[Figure data in JSON]
## Start
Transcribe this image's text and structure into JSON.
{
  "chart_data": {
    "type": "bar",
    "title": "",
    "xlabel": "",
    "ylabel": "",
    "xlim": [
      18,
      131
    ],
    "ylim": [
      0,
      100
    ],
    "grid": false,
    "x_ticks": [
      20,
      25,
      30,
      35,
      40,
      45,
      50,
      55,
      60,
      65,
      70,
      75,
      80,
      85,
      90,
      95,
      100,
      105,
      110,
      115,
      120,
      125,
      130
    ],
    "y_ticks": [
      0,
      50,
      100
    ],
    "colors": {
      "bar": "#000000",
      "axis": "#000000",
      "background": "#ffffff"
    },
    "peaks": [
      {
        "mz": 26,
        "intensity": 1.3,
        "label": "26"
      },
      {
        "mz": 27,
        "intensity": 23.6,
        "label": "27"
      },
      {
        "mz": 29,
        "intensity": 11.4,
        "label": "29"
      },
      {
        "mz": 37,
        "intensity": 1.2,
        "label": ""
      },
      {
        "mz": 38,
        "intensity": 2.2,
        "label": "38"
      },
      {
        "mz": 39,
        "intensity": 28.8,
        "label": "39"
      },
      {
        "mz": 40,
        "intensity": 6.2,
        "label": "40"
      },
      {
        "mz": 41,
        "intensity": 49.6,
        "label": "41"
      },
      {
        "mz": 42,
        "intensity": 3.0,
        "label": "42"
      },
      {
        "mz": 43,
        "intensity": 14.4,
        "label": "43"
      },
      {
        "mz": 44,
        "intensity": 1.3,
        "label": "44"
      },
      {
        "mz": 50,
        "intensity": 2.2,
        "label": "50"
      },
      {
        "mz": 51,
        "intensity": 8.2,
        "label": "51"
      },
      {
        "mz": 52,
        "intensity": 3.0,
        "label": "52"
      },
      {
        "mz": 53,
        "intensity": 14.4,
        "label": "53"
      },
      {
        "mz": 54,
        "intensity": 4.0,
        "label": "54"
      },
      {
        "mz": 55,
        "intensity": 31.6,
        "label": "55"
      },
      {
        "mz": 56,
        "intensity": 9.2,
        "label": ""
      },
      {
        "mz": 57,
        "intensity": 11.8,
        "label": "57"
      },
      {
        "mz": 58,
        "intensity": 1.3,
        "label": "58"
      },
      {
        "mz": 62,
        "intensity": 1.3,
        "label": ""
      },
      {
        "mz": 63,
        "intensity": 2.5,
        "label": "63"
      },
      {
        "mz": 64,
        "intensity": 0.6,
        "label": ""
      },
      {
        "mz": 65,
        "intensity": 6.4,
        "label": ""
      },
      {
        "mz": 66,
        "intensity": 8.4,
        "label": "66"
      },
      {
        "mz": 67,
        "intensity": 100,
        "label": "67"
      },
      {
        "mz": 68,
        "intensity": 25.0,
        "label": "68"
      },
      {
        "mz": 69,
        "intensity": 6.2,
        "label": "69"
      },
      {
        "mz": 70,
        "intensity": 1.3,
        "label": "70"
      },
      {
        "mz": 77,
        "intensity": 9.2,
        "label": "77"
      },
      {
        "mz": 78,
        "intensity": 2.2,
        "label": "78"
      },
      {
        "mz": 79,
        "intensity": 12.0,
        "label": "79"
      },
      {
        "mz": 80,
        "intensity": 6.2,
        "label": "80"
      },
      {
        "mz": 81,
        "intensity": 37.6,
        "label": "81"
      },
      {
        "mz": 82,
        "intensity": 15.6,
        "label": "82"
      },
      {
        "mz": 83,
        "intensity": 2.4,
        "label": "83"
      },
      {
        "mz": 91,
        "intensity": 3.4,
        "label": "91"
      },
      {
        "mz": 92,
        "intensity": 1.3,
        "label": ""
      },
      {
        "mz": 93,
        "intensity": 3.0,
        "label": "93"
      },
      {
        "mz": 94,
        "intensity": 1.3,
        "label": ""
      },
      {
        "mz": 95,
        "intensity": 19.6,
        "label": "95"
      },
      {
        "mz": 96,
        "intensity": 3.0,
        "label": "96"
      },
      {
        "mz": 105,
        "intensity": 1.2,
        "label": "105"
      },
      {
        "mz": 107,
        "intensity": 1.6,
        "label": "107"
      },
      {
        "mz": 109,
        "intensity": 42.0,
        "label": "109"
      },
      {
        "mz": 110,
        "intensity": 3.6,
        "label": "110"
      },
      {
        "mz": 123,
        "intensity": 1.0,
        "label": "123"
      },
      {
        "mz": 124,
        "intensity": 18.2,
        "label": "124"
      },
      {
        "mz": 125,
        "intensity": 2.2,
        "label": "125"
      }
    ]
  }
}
## End
== Exercise ==
Your task is to quote all of the data word for word.

== Finished exercise ==
Transcribe this image's text and structure into JSON.
{
  "chart_data": {
    "type": "bar",
    "title": "",
    "xlabel": "",
    "ylabel": "",
    "xlim": [
      18,
      131
    ],
    "ylim": [
      0,
      100
    ],
    "grid": false,
    "x_ticks": [
      20,
      25,
      30,
      35,
      40,
      45,
      50,
      55,
      60,
      65,
      70,
      75,
      80,
      85,
      90,
      95,
      100,
      105,
      110,
      115,
      120,
      125,
      130
    ],
    "y_ticks": [
      0,
      50,
      100
    ],
    "colors": {
      "bar": "#000000",
      "axis": "#000000",
      "background": "#ffffff"
    },
    "peaks": [
      {
        "mz": 26,
        "intensity": 1.3,
        "label": "26"
      },
      {
        "mz": 27,
        "intensity": 23.6,
        "label": "27"
      },
      {
        "mz": 29,
        "intensity": 11.4,
        "label": "29"
      },
      {
        "mz": 37,
        "intensity": 1.2,
        "label": ""
      },
      {
        "mz": 38,
        "intensity": 2.2,
        "label": "38"
      },
      {
        "mz": 39,
        "intensity": 28.8,
        "label": "39"
      },
      {
        "mz": 40,
        "intensity": 6.2,
        "label": "40"
      },
      {
        "mz": 41,
        "intensity": 49.6,
        "label": "41"
      },
      {
        "mz": 42,
        "intensity": 3.0,
        "label": "42"
      },
      {
        "mz": 43,
        "intensity": 14.4,
        "label": "43"
      },
      {
        "mz": 44,
        "intensity": 1.3,
        "label": "44"
      },
      {
        "mz": 50,
        "intensity": 2.2,
        "label": "50"
      },
      {
        "mz": 51,
        "intensity": 8.2,
        "label": "51"
      },
      {
        "mz": 52,
        "intensity": 3.0,
        "label": "52"
      },
      {
        "mz": 53,
        "intensity": 14.4,
        "label": "53"
      },
      {
        "mz": 54,
        "intensity": 4.0,
        "label": "54"
      },
      {
        "mz": 55,
        "intensity": 31.6,
        "label": "55"
      },
      {
        "mz": 56,
        "intensity": 9.2,
        "label": ""
      },
      {
        "mz": 57,
        "intensity": 11.8,
        "label": "57"
      },
      {
        "mz": 58,
        "intensity": 1.3,
        "label": "58"
      },
      {
        "mz": 62,
        "intensity": 1.3,
        "label": ""
      },
      {
        "mz": 63,
        "intensity": 2.5,
        "label": "63"
      },
      {
        "mz": 64,
        "intensity": 0.6,
        "label": ""
      },
      {
        "mz": 65,
        "intensity": 6.4,
        "label": ""
      },
      {
        "mz": 66,
        "intensity": 8.4,
        "label": "66"
      },
      {
        "mz": 67,
        "intensity": 100,
        "label": "67"
      },
      {
        "mz": 68,
        "intensity": 25.0,
        "label": "68"
      },
      {
        "mz": 69,
        "intensity": 6.2,
        "label": "69"
      },
      {
        "mz": 70,
        "intensity": 1.3,
        "label": "70"
      },
      {
        "mz": 77,
        "intensity": 9.2,
        "label": "77"
      },
      {
        "mz": 78,
        "intensity": 2.2,
        "label": "78"
      },
      {
        "mz": 79,
        "intensity": 12.0,
        "label": "79"
      },
      {
        "mz": 80,
        "intensity": 6.2,
        "label": "80"
      },
      {
        "mz": 81,
        "intensity": 37.6,
        "label": "81"
      },
      {
        "mz": 82,
        "intensity": 15.6,
        "label": "82"
      },
      {
        "mz": 83,
        "intensity": 2.4,
        "label": "83"
      },
      {
        "mz": 91,
        "intensity": 3.4,
        "label": "91"
      },
      {
        "mz": 92,
        "intensity": 1.3,
        "label": ""
      },
      {
        "mz": 93,
        "intensity": 3.0,
        "label": "93"
      },
      {
        "mz": 94,
        "intensity": 1.3,
        "label": ""
      },
      {
        "mz": 95,
        "intensity": 19.6,
        "label": "95"
      },
      {
        "mz": 96,
        "intensity": 3.0,
        "label": "96"
      },
      {
        "mz": 105,
        "intensity": 1.2,
        "label": "105"
      },
      {
        "mz": 107,
        "intensity": 1.6,
        "label": "107"
      },
      {
        "mz": 109,
        "intensity": 42.0,
        "label": "109"
      },
      {
        "mz": 110,
        "intensity": 3.6,
        "label": "110"
      },
      {
        "mz": 123,
        "intensity": 1.0,
        "label": "123"
      },
      {
        "mz": 124,
        "intensity": 18.2,
        "label": "124"
      },
      {
        "mz": 125,
        "intensity": 2.2,
        "label": "125"
      }
    ]
  }
}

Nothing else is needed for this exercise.